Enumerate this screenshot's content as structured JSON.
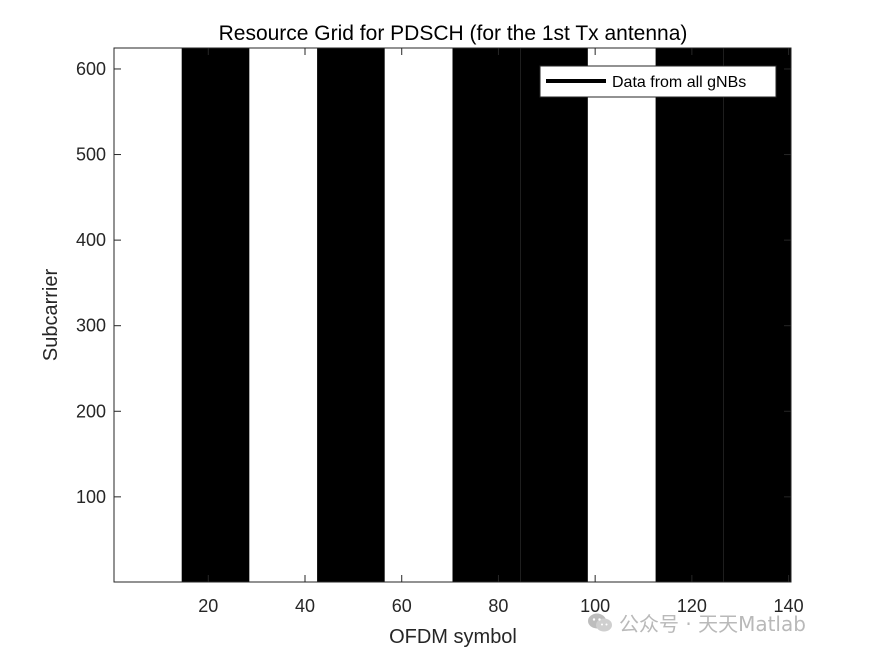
{
  "chart_data": {
    "type": "heatmap",
    "title": "Resource Grid for PDSCH (for the 1st Tx antenna)",
    "xlabel": "OFDM symbol",
    "ylabel": "Subcarrier",
    "xlim": [
      0.5,
      140.5
    ],
    "ylim": [
      0.5,
      624.5
    ],
    "xticks": [
      20,
      40,
      60,
      80,
      100,
      120,
      140
    ],
    "yticks": [
      100,
      200,
      300,
      400,
      500,
      600
    ],
    "grid": false,
    "colormap": [
      "#ffffff",
      "#000000"
    ],
    "bands": [
      {
        "x_start": 1,
        "x_end": 14,
        "value": 0
      },
      {
        "x_start": 15,
        "x_end": 28,
        "value": 1
      },
      {
        "x_start": 29,
        "x_end": 42,
        "value": 0
      },
      {
        "x_start": 43,
        "x_end": 56,
        "value": 1
      },
      {
        "x_start": 57,
        "x_end": 70,
        "value": 0
      },
      {
        "x_start": 71,
        "x_end": 84,
        "value": 1
      },
      {
        "x_start": 85,
        "x_end": 98,
        "value": 1
      },
      {
        "x_start": 99,
        "x_end": 112,
        "value": 0
      },
      {
        "x_start": 113,
        "x_end": 126,
        "value": 1
      },
      {
        "x_start": 127,
        "x_end": 140,
        "value": 1
      }
    ],
    "legend": {
      "position": "top-right",
      "entries": [
        {
          "label": "Data from all gNBs",
          "color": "#000000"
        }
      ]
    }
  },
  "watermark": {
    "text": "公众号 · 天天Matlab"
  }
}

● ● ● ● ●

**Set task:**
Repeat the full listing above exactly, with no pictures in the copy.

**Result of the task:**
Enumerate this screenshot's content as structured JSON.
{
  "chart_data": {
    "type": "heatmap",
    "title": "Resource Grid for PDSCH (for the 1st Tx antenna)",
    "xlabel": "OFDM symbol",
    "ylabel": "Subcarrier",
    "xlim": [
      0.5,
      140.5
    ],
    "ylim": [
      0.5,
      624.5
    ],
    "xticks": [
      20,
      40,
      60,
      80,
      100,
      120,
      140
    ],
    "yticks": [
      100,
      200,
      300,
      400,
      500,
      600
    ],
    "grid": false,
    "colormap": [
      "#ffffff",
      "#000000"
    ],
    "bands": [
      {
        "x_start": 1,
        "x_end": 14,
        "value": 0
      },
      {
        "x_start": 15,
        "x_end": 28,
        "value": 1
      },
      {
        "x_start": 29,
        "x_end": 42,
        "value": 0
      },
      {
        "x_start": 43,
        "x_end": 56,
        "value": 1
      },
      {
        "x_start": 57,
        "x_end": 70,
        "value": 0
      },
      {
        "x_start": 71,
        "x_end": 84,
        "value": 1
      },
      {
        "x_start": 85,
        "x_end": 98,
        "value": 1
      },
      {
        "x_start": 99,
        "x_end": 112,
        "value": 0
      },
      {
        "x_start": 113,
        "x_end": 126,
        "value": 1
      },
      {
        "x_start": 127,
        "x_end": 140,
        "value": 1
      }
    ],
    "legend": {
      "position": "top-right",
      "entries": [
        {
          "label": "Data from all gNBs",
          "color": "#000000"
        }
      ]
    }
  },
  "watermark": {
    "text": "公众号 · 天天Matlab"
  }
}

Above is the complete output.